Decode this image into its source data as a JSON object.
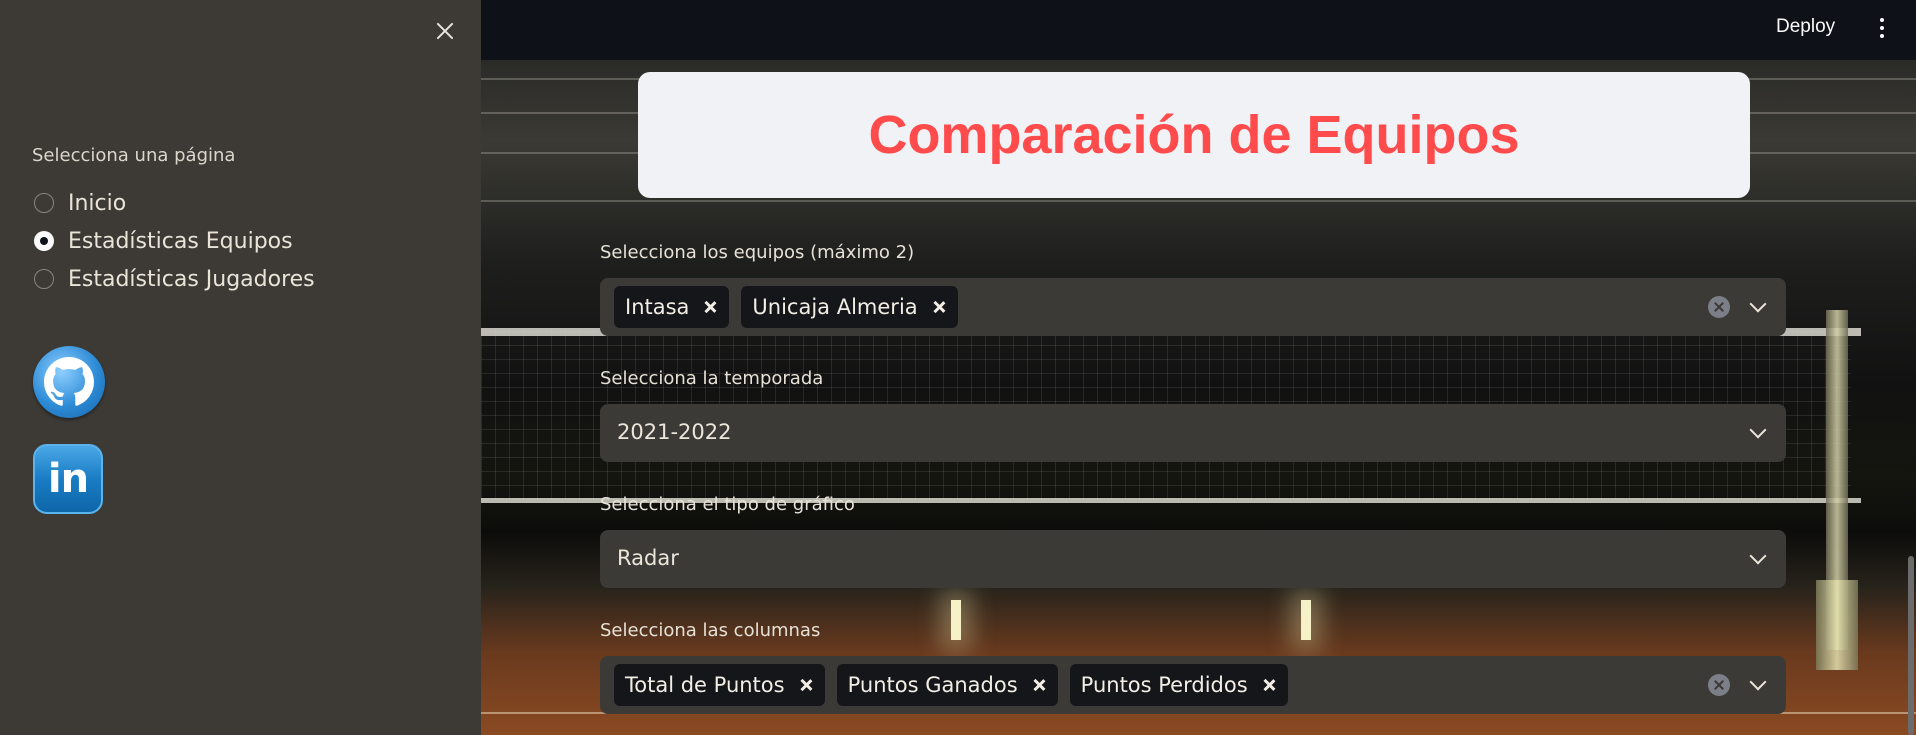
{
  "header": {
    "deploy_label": "Deploy"
  },
  "sidebar": {
    "nav_label": "Selecciona una página",
    "pages": [
      {
        "label": "Inicio",
        "selected": false
      },
      {
        "label": "Estadísticas Equipos",
        "selected": true
      },
      {
        "label": "Estadísticas Jugadores",
        "selected": false
      }
    ],
    "links": [
      {
        "icon": "github-icon"
      },
      {
        "icon": "linkedin-icon",
        "text": "in"
      }
    ]
  },
  "main": {
    "title": "Comparación de Equipos",
    "teams_select": {
      "label": "Selecciona los equipos (máximo 2)",
      "chips": [
        "Intasa",
        "Unicaja Almeria"
      ]
    },
    "season_select": {
      "label": "Selecciona la temporada",
      "value": "2021-2022"
    },
    "chart_type_select": {
      "label": "Selecciona el tipo de gráfico",
      "value": "Radar"
    },
    "columns_select": {
      "label": "Selecciona las columnas",
      "chips": [
        "Total de Puntos",
        "Puntos Ganados",
        "Puntos Perdidos"
      ]
    }
  },
  "colors": {
    "accent": "#ff4b4b",
    "sidebar_bg": "#3d3a36",
    "app_bg": "#0e1117"
  }
}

- [Problem] Exclude the pictures and transcribe all of the entries exactly.

- [Result of the task]
Decode this image into its source data as a JSON object.
{
  "header": {
    "deploy_label": "Deploy"
  },
  "sidebar": {
    "nav_label": "Selecciona una página",
    "pages": [
      {
        "label": "Inicio",
        "selected": false
      },
      {
        "label": "Estadísticas Equipos",
        "selected": true
      },
      {
        "label": "Estadísticas Jugadores",
        "selected": false
      }
    ],
    "links": [
      {
        "icon": "github-icon"
      },
      {
        "icon": "linkedin-icon",
        "text": "in"
      }
    ]
  },
  "main": {
    "title": "Comparación de Equipos",
    "teams_select": {
      "label": "Selecciona los equipos (máximo 2)",
      "chips": [
        "Intasa",
        "Unicaja Almeria"
      ]
    },
    "season_select": {
      "label": "Selecciona la temporada",
      "value": "2021-2022"
    },
    "chart_type_select": {
      "label": "Selecciona el tipo de gráfico",
      "value": "Radar"
    },
    "columns_select": {
      "label": "Selecciona las columnas",
      "chips": [
        "Total de Puntos",
        "Puntos Ganados",
        "Puntos Perdidos"
      ]
    }
  },
  "colors": {
    "accent": "#ff4b4b",
    "sidebar_bg": "#3d3a36",
    "app_bg": "#0e1117"
  }
}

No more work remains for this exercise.